§ **EXERCISE**: Reproduce every entry in the listing without alteration.

(Figure contents as structured data)
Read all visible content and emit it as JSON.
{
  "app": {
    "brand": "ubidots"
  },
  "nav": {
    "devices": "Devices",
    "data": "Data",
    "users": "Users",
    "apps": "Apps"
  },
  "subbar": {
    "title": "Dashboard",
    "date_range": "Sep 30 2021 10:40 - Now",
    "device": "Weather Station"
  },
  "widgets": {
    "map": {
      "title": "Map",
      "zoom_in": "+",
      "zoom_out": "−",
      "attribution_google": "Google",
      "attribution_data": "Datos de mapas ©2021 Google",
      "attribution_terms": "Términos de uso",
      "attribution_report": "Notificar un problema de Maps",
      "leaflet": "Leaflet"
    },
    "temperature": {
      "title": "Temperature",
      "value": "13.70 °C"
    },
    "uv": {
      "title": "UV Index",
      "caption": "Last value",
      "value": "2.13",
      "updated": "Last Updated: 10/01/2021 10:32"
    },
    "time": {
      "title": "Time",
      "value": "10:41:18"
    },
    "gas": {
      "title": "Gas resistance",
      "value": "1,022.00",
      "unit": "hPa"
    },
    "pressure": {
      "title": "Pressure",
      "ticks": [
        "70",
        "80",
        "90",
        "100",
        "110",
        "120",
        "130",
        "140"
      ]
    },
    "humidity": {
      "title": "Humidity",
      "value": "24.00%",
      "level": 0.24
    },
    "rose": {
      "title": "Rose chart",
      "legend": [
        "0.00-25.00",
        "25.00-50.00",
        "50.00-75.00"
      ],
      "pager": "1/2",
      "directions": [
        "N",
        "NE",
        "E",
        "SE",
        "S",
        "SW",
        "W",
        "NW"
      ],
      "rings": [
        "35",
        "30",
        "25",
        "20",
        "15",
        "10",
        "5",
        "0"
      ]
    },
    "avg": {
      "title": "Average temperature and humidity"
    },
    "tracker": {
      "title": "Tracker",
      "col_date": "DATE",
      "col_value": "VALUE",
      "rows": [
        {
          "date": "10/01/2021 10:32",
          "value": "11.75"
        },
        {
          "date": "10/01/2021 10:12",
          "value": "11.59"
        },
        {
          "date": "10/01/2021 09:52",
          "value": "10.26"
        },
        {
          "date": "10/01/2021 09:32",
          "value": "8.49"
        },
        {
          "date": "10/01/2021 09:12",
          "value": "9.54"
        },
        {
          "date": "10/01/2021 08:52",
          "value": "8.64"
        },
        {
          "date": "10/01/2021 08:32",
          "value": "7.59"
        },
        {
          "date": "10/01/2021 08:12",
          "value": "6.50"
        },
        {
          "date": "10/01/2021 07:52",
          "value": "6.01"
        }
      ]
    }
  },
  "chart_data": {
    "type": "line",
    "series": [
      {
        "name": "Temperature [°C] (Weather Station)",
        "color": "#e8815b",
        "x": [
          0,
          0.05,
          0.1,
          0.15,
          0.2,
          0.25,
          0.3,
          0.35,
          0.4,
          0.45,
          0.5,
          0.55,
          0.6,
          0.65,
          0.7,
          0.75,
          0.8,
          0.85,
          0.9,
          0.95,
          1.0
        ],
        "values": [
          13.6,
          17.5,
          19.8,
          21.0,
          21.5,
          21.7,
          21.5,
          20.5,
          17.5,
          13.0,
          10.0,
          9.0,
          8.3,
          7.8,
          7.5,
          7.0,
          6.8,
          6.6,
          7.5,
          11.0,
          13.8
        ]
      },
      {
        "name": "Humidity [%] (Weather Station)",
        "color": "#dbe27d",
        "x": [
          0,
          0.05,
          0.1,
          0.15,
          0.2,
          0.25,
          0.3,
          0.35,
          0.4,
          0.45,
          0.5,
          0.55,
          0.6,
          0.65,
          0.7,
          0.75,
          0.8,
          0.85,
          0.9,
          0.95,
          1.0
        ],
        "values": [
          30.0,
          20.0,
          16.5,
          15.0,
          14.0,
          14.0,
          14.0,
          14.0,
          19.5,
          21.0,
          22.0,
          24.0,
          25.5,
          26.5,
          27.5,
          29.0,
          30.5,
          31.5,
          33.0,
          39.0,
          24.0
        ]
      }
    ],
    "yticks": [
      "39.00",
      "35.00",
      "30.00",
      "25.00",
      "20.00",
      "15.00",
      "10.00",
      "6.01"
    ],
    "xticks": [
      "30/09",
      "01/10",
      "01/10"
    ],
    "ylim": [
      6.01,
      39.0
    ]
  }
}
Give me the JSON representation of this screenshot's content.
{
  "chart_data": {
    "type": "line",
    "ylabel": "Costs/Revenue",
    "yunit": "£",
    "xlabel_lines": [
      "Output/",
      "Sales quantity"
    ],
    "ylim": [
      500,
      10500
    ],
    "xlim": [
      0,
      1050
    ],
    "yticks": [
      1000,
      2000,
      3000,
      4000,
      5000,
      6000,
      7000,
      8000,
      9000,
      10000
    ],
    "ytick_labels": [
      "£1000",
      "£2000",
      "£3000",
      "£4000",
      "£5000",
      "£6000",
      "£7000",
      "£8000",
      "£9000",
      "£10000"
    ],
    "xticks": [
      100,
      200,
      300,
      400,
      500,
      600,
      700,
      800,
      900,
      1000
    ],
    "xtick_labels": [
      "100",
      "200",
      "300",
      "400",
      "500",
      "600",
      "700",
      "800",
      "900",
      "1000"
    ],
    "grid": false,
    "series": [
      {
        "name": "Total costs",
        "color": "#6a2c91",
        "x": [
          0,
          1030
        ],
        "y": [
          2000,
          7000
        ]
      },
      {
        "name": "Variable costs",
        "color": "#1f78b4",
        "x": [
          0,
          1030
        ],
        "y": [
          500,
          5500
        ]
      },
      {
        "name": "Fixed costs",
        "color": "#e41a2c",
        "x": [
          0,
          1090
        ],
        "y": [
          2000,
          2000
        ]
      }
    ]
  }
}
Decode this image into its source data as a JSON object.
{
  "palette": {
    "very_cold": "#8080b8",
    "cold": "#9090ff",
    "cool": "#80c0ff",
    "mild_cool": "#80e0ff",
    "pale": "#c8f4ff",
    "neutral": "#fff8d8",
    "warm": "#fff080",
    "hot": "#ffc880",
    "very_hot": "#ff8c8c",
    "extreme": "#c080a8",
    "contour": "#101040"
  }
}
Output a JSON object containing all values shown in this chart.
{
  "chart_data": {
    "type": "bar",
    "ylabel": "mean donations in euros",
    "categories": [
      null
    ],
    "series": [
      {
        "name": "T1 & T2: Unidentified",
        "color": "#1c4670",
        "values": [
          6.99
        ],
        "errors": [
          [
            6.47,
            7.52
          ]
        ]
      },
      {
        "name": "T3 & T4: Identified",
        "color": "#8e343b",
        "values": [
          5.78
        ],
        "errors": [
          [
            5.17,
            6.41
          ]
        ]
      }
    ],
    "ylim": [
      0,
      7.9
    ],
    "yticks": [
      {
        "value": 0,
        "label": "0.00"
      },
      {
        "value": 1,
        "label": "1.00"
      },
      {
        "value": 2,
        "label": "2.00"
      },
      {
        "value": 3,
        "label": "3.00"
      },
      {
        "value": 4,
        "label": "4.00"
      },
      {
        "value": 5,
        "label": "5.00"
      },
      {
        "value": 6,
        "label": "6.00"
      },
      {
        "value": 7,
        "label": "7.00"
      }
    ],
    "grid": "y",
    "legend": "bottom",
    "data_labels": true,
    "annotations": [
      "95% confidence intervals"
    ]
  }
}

§ **FINAL ANSWER**:
Read all visible content and emit it as JSON.
{
  "app": {
    "brand": "ubidots"
  },
  "nav": {
    "devices": "Devices",
    "data": "Data",
    "users": "Users",
    "apps": "Apps"
  },
  "subbar": {
    "title": "Dashboard",
    "date_range": "Sep 30 2021 10:40 - Now",
    "device": "Weather Station"
  },
  "widgets": {
    "map": {
      "title": "Map",
      "zoom_in": "+",
      "zoom_out": "−",
      "attribution_google": "Google",
      "attribution_data": "Datos de mapas ©2021 Google",
      "attribution_terms": "Términos de uso",
      "attribution_report": "Notificar un problema de Maps",
      "leaflet": "Leaflet"
    },
    "temperature": {
      "title": "Temperature",
      "value": "13.70 °C"
    },
    "uv": {
      "title": "UV Index",
      "caption": "Last value",
      "value": "2.13",
      "updated": "Last Updated: 10/01/2021 10:32"
    },
    "time": {
      "title": "Time",
      "value": "10:41:18"
    },
    "gas": {
      "title": "Gas resistance",
      "value": "1,022.00",
      "unit": "hPa"
    },
    "pressure": {
      "title": "Pressure",
      "ticks": [
        "70",
        "80",
        "90",
        "100",
        "110",
        "120",
        "130",
        "140"
      ]
    },
    "humidity": {
      "title": "Humidity",
      "value": "24.00%",
      "level": 0.24
    },
    "rose": {
      "title": "Rose chart",
      "legend": [
        "0.00-25.00",
        "25.00-50.00",
        "50.00-75.00"
      ],
      "pager": "1/2",
      "directions": [
        "N",
        "NE",
        "E",
        "SE",
        "S",
        "SW",
        "W",
        "NW"
      ],
      "rings": [
        "35",
        "30",
        "25",
        "20",
        "15",
        "10",
        "5",
        "0"
      ]
    },
    "avg": {
      "title": "Average temperature and humidity"
    },
    "tracker": {
      "title": "Tracker",
      "col_date": "DATE",
      "col_value": "VALUE",
      "rows": [
        {
          "date": "10/01/2021 10:32",
          "value": "11.75"
        },
        {
          "date": "10/01/2021 10:12",
          "value": "11.59"
        },
        {
          "date": "10/01/2021 09:52",
          "value": "10.26"
        },
        {
          "date": "10/01/2021 09:32",
          "value": "8.49"
        },
        {
          "date": "10/01/2021 09:12",
          "value": "9.54"
        },
        {
          "date": "10/01/2021 08:52",
          "value": "8.64"
        },
        {
          "date": "10/01/2021 08:32",
          "value": "7.59"
        },
        {
          "date": "10/01/2021 08:12",
          "value": "6.50"
        },
        {
          "date": "10/01/2021 07:52",
          "value": "6.01"
        }
      ]
    }
  },
  "chart_data": {
    "type": "line",
    "series": [
      {
        "name": "Temperature [°C] (Weather Station)",
        "color": "#e8815b",
        "x": [
          0,
          0.05,
          0.1,
          0.15,
          0.2,
          0.25,
          0.3,
          0.35,
          0.4,
          0.45,
          0.5,
          0.55,
          0.6,
          0.65,
          0.7,
          0.75,
          0.8,
          0.85,
          0.9,
          0.95,
          1.0
        ],
        "values": [
          13.6,
          17.5,
          19.8,
          21.0,
          21.5,
          21.7,
          21.5,
          20.5,
          17.5,
          13.0,
          10.0,
          9.0,
          8.3,
          7.8,
          7.5,
          7.0,
          6.8,
          6.6,
          7.5,
          11.0,
          13.8
        ]
      },
      {
        "name": "Humidity [%] (Weather Station)",
        "color": "#dbe27d",
        "x": [
          0,
          0.05,
          0.1,
          0.15,
          0.2,
          0.25,
          0.3,
          0.35,
          0.4,
          0.45,
          0.5,
          0.55,
          0.6,
          0.65,
          0.7,
          0.75,
          0.8,
          0.85,
          0.9,
          0.95,
          1.0
        ],
        "values": [
          30.0,
          20.0,
          16.5,
          15.0,
          14.0,
          14.0,
          14.0,
          14.0,
          19.5,
          21.0,
          22.0,
          24.0,
          25.5,
          26.5,
          27.5,
          29.0,
          30.5,
          31.5,
          33.0,
          39.0,
          24.0
        ]
      }
    ],
    "yticks": [
      "39.00",
      "35.00",
      "30.00",
      "25.00",
      "20.00",
      "15.00",
      "10.00",
      "6.01"
    ],
    "xticks": [
      "30/09",
      "01/10",
      "01/10"
    ],
    "ylim": [
      6.01,
      39.0
    ]
  }
}
Give me the JSON representation of this screenshot's content.
{
  "chart_data": {
    "type": "line",
    "ylabel": "Costs/Revenue",
    "yunit": "£",
    "xlabel_lines": [
      "Output/",
      "Sales quantity"
    ],
    "ylim": [
      500,
      10500
    ],
    "xlim": [
      0,
      1050
    ],
    "yticks": [
      1000,
      2000,
      3000,
      4000,
      5000,
      6000,
      7000,
      8000,
      9000,
      10000
    ],
    "ytick_labels": [
      "£1000",
      "£2000",
      "£3000",
      "£4000",
      "£5000",
      "£6000",
      "£7000",
      "£8000",
      "£9000",
      "£10000"
    ],
    "xticks": [
      100,
      200,
      300,
      400,
      500,
      600,
      700,
      800,
      900,
      1000
    ],
    "xtick_labels": [
      "100",
      "200",
      "300",
      "400",
      "500",
      "600",
      "700",
      "800",
      "900",
      "1000"
    ],
    "grid": false,
    "series": [
      {
        "name": "Total costs",
        "color": "#6a2c91",
        "x": [
          0,
          1030
        ],
        "y": [
          2000,
          7000
        ]
      },
      {
        "name": "Variable costs",
        "color": "#1f78b4",
        "x": [
          0,
          1030
        ],
        "y": [
          500,
          5500
        ]
      },
      {
        "name": "Fixed costs",
        "color": "#e41a2c",
        "x": [
          0,
          1090
        ],
        "y": [
          2000,
          2000
        ]
      }
    ]
  }
}
Decode this image into its source data as a JSON object.
{
  "palette": {
    "very_cold": "#8080b8",
    "cold": "#9090ff",
    "cool": "#80c0ff",
    "mild_cool": "#80e0ff",
    "pale": "#c8f4ff",
    "neutral": "#fff8d8",
    "warm": "#fff080",
    "hot": "#ffc880",
    "very_hot": "#ff8c8c",
    "extreme": "#c080a8",
    "contour": "#101040"
  }
}
Output a JSON object containing all values shown in this chart.
{
  "chart_data": {
    "type": "bar",
    "ylabel": "mean donations in euros",
    "categories": [
      null
    ],
    "series": [
      {
        "name": "T1 & T2: Unidentified",
        "color": "#1c4670",
        "values": [
          6.99
        ],
        "errors": [
          [
            6.47,
            7.52
          ]
        ]
      },
      {
        "name": "T3 & T4: Identified",
        "color": "#8e343b",
        "values": [
          5.78
        ],
        "errors": [
          [
            5.17,
            6.41
          ]
        ]
      }
    ],
    "ylim": [
      0,
      7.9
    ],
    "yticks": [
      {
        "value": 0,
        "label": "0.00"
      },
      {
        "value": 1,
        "label": "1.00"
      },
      {
        "value": 2,
        "label": "2.00"
      },
      {
        "value": 3,
        "label": "3.00"
      },
      {
        "value": 4,
        "label": "4.00"
      },
      {
        "value": 5,
        "label": "5.00"
      },
      {
        "value": 6,
        "label": "6.00"
      },
      {
        "value": 7,
        "label": "7.00"
      }
    ],
    "grid": "y",
    "legend": "bottom",
    "data_labels": true,
    "annotations": [
      "95% confidence intervals"
    ]
  }
}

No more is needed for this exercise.